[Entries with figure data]
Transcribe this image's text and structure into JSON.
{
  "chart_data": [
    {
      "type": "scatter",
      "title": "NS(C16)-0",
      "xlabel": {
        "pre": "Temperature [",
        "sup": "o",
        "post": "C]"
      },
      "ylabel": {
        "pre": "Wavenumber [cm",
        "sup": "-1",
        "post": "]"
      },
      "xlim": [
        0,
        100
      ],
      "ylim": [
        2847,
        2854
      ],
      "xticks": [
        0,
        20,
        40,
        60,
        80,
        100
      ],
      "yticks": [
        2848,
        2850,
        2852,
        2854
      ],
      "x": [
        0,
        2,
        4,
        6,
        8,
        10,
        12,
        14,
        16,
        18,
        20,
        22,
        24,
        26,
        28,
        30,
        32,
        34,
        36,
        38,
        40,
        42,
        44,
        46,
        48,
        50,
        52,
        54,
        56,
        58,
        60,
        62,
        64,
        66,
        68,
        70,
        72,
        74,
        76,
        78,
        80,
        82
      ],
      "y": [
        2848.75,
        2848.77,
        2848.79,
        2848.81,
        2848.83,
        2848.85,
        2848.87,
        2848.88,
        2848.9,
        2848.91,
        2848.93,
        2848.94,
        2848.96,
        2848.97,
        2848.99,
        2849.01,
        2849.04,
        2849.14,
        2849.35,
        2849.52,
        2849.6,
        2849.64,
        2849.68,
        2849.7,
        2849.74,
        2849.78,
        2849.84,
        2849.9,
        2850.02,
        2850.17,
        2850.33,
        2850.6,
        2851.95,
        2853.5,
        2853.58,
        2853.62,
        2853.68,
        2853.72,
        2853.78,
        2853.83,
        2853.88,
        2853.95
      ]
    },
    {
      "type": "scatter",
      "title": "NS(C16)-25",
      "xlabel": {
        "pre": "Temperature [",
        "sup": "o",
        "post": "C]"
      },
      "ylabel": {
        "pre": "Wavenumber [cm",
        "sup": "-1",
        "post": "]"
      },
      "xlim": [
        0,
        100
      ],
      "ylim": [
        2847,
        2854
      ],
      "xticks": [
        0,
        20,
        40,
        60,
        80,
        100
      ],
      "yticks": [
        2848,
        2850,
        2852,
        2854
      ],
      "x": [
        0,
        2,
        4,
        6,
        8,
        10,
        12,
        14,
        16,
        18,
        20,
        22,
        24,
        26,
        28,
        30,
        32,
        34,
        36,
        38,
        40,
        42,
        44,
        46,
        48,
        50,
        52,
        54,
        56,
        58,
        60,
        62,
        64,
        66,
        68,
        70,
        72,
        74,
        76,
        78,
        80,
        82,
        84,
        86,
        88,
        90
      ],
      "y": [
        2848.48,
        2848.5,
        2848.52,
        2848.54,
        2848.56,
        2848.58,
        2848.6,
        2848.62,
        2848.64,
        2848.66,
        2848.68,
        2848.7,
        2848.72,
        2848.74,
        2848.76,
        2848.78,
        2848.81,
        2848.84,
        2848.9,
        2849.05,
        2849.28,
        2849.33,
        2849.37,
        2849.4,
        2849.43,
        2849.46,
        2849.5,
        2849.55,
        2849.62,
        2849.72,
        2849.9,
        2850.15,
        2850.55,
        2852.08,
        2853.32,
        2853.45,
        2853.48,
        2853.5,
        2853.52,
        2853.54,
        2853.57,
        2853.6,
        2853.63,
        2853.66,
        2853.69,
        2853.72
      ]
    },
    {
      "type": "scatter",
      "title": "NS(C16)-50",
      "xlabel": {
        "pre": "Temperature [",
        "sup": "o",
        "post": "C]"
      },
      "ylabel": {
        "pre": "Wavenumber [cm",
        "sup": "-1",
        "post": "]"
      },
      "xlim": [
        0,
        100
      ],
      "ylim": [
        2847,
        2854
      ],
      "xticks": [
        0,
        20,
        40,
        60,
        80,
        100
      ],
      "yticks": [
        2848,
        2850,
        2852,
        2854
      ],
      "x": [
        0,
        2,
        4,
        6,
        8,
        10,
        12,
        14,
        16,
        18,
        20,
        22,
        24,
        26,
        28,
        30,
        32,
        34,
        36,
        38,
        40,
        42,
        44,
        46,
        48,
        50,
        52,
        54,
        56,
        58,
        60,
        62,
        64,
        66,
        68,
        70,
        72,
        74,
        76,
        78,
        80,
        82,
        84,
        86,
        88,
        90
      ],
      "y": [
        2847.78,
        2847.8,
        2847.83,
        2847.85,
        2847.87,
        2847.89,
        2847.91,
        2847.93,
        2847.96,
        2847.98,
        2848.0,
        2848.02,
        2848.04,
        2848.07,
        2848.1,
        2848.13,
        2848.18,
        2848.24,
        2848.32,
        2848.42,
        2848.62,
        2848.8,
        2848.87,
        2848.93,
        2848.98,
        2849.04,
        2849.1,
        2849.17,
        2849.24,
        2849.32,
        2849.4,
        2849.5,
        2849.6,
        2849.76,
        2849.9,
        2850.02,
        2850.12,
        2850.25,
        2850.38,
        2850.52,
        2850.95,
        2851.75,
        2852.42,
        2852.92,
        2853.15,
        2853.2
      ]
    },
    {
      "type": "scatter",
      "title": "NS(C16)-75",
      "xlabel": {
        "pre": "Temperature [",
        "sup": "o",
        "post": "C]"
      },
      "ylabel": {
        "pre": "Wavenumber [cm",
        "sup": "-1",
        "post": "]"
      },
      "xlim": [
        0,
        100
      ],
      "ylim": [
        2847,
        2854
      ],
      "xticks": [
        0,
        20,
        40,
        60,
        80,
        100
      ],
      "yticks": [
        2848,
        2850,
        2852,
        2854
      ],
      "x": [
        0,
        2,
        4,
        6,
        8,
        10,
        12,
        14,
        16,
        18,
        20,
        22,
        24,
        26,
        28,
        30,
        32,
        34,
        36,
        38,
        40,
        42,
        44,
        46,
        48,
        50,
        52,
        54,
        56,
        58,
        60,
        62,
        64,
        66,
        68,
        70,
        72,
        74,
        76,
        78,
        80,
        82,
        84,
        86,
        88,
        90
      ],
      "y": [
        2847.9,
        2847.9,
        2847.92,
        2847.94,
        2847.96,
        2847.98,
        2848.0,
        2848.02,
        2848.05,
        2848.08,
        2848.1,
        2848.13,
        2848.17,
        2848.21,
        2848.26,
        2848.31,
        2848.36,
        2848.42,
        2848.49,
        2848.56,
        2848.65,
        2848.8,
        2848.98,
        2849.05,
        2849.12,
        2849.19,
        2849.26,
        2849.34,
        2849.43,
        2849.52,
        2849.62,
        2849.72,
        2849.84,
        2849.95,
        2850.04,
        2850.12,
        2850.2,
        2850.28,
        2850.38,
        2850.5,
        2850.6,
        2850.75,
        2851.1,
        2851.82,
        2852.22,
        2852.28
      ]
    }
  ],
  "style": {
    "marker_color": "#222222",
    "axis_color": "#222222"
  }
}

● Short problem
Repeat the material above exactly.

● Answer to this exercise
Transcribe this image's text and structure into JSON.
{
  "chart_data": [
    {
      "type": "scatter",
      "title": "NS(C16)-0",
      "xlabel": {
        "pre": "Temperature [",
        "sup": "o",
        "post": "C]"
      },
      "ylabel": {
        "pre": "Wavenumber [cm",
        "sup": "-1",
        "post": "]"
      },
      "xlim": [
        0,
        100
      ],
      "ylim": [
        2847,
        2854
      ],
      "xticks": [
        0,
        20,
        40,
        60,
        80,
        100
      ],
      "yticks": [
        2848,
        2850,
        2852,
        2854
      ],
      "x": [
        0,
        2,
        4,
        6,
        8,
        10,
        12,
        14,
        16,
        18,
        20,
        22,
        24,
        26,
        28,
        30,
        32,
        34,
        36,
        38,
        40,
        42,
        44,
        46,
        48,
        50,
        52,
        54,
        56,
        58,
        60,
        62,
        64,
        66,
        68,
        70,
        72,
        74,
        76,
        78,
        80,
        82
      ],
      "y": [
        2848.75,
        2848.77,
        2848.79,
        2848.81,
        2848.83,
        2848.85,
        2848.87,
        2848.88,
        2848.9,
        2848.91,
        2848.93,
        2848.94,
        2848.96,
        2848.97,
        2848.99,
        2849.01,
        2849.04,
        2849.14,
        2849.35,
        2849.52,
        2849.6,
        2849.64,
        2849.68,
        2849.7,
        2849.74,
        2849.78,
        2849.84,
        2849.9,
        2850.02,
        2850.17,
        2850.33,
        2850.6,
        2851.95,
        2853.5,
        2853.58,
        2853.62,
        2853.68,
        2853.72,
        2853.78,
        2853.83,
        2853.88,
        2853.95
      ]
    },
    {
      "type": "scatter",
      "title": "NS(C16)-25",
      "xlabel": {
        "pre": "Temperature [",
        "sup": "o",
        "post": "C]"
      },
      "ylabel": {
        "pre": "Wavenumber [cm",
        "sup": "-1",
        "post": "]"
      },
      "xlim": [
        0,
        100
      ],
      "ylim": [
        2847,
        2854
      ],
      "xticks": [
        0,
        20,
        40,
        60,
        80,
        100
      ],
      "yticks": [
        2848,
        2850,
        2852,
        2854
      ],
      "x": [
        0,
        2,
        4,
        6,
        8,
        10,
        12,
        14,
        16,
        18,
        20,
        22,
        24,
        26,
        28,
        30,
        32,
        34,
        36,
        38,
        40,
        42,
        44,
        46,
        48,
        50,
        52,
        54,
        56,
        58,
        60,
        62,
        64,
        66,
        68,
        70,
        72,
        74,
        76,
        78,
        80,
        82,
        84,
        86,
        88,
        90
      ],
      "y": [
        2848.48,
        2848.5,
        2848.52,
        2848.54,
        2848.56,
        2848.58,
        2848.6,
        2848.62,
        2848.64,
        2848.66,
        2848.68,
        2848.7,
        2848.72,
        2848.74,
        2848.76,
        2848.78,
        2848.81,
        2848.84,
        2848.9,
        2849.05,
        2849.28,
        2849.33,
        2849.37,
        2849.4,
        2849.43,
        2849.46,
        2849.5,
        2849.55,
        2849.62,
        2849.72,
        2849.9,
        2850.15,
        2850.55,
        2852.08,
        2853.32,
        2853.45,
        2853.48,
        2853.5,
        2853.52,
        2853.54,
        2853.57,
        2853.6,
        2853.63,
        2853.66,
        2853.69,
        2853.72
      ]
    },
    {
      "type": "scatter",
      "title": "NS(C16)-50",
      "xlabel": {
        "pre": "Temperature [",
        "sup": "o",
        "post": "C]"
      },
      "ylabel": {
        "pre": "Wavenumber [cm",
        "sup": "-1",
        "post": "]"
      },
      "xlim": [
        0,
        100
      ],
      "ylim": [
        2847,
        2854
      ],
      "xticks": [
        0,
        20,
        40,
        60,
        80,
        100
      ],
      "yticks": [
        2848,
        2850,
        2852,
        2854
      ],
      "x": [
        0,
        2,
        4,
        6,
        8,
        10,
        12,
        14,
        16,
        18,
        20,
        22,
        24,
        26,
        28,
        30,
        32,
        34,
        36,
        38,
        40,
        42,
        44,
        46,
        48,
        50,
        52,
        54,
        56,
        58,
        60,
        62,
        64,
        66,
        68,
        70,
        72,
        74,
        76,
        78,
        80,
        82,
        84,
        86,
        88,
        90
      ],
      "y": [
        2847.78,
        2847.8,
        2847.83,
        2847.85,
        2847.87,
        2847.89,
        2847.91,
        2847.93,
        2847.96,
        2847.98,
        2848.0,
        2848.02,
        2848.04,
        2848.07,
        2848.1,
        2848.13,
        2848.18,
        2848.24,
        2848.32,
        2848.42,
        2848.62,
        2848.8,
        2848.87,
        2848.93,
        2848.98,
        2849.04,
        2849.1,
        2849.17,
        2849.24,
        2849.32,
        2849.4,
        2849.5,
        2849.6,
        2849.76,
        2849.9,
        2850.02,
        2850.12,
        2850.25,
        2850.38,
        2850.52,
        2850.95,
        2851.75,
        2852.42,
        2852.92,
        2853.15,
        2853.2
      ]
    },
    {
      "type": "scatter",
      "title": "NS(C16)-75",
      "xlabel": {
        "pre": "Temperature [",
        "sup": "o",
        "post": "C]"
      },
      "ylabel": {
        "pre": "Wavenumber [cm",
        "sup": "-1",
        "post": "]"
      },
      "xlim": [
        0,
        100
      ],
      "ylim": [
        2847,
        2854
      ],
      "xticks": [
        0,
        20,
        40,
        60,
        80,
        100
      ],
      "yticks": [
        2848,
        2850,
        2852,
        2854
      ],
      "x": [
        0,
        2,
        4,
        6,
        8,
        10,
        12,
        14,
        16,
        18,
        20,
        22,
        24,
        26,
        28,
        30,
        32,
        34,
        36,
        38,
        40,
        42,
        44,
        46,
        48,
        50,
        52,
        54,
        56,
        58,
        60,
        62,
        64,
        66,
        68,
        70,
        72,
        74,
        76,
        78,
        80,
        82,
        84,
        86,
        88,
        90
      ],
      "y": [
        2847.9,
        2847.9,
        2847.92,
        2847.94,
        2847.96,
        2847.98,
        2848.0,
        2848.02,
        2848.05,
        2848.08,
        2848.1,
        2848.13,
        2848.17,
        2848.21,
        2848.26,
        2848.31,
        2848.36,
        2848.42,
        2848.49,
        2848.56,
        2848.65,
        2848.8,
        2848.98,
        2849.05,
        2849.12,
        2849.19,
        2849.26,
        2849.34,
        2849.43,
        2849.52,
        2849.62,
        2849.72,
        2849.84,
        2849.95,
        2850.04,
        2850.12,
        2850.2,
        2850.28,
        2850.38,
        2850.5,
        2850.6,
        2850.75,
        2851.1,
        2851.82,
        2852.22,
        2852.28
      ]
    }
  ],
  "style": {
    "marker_color": "#222222",
    "axis_color": "#222222"
  }
}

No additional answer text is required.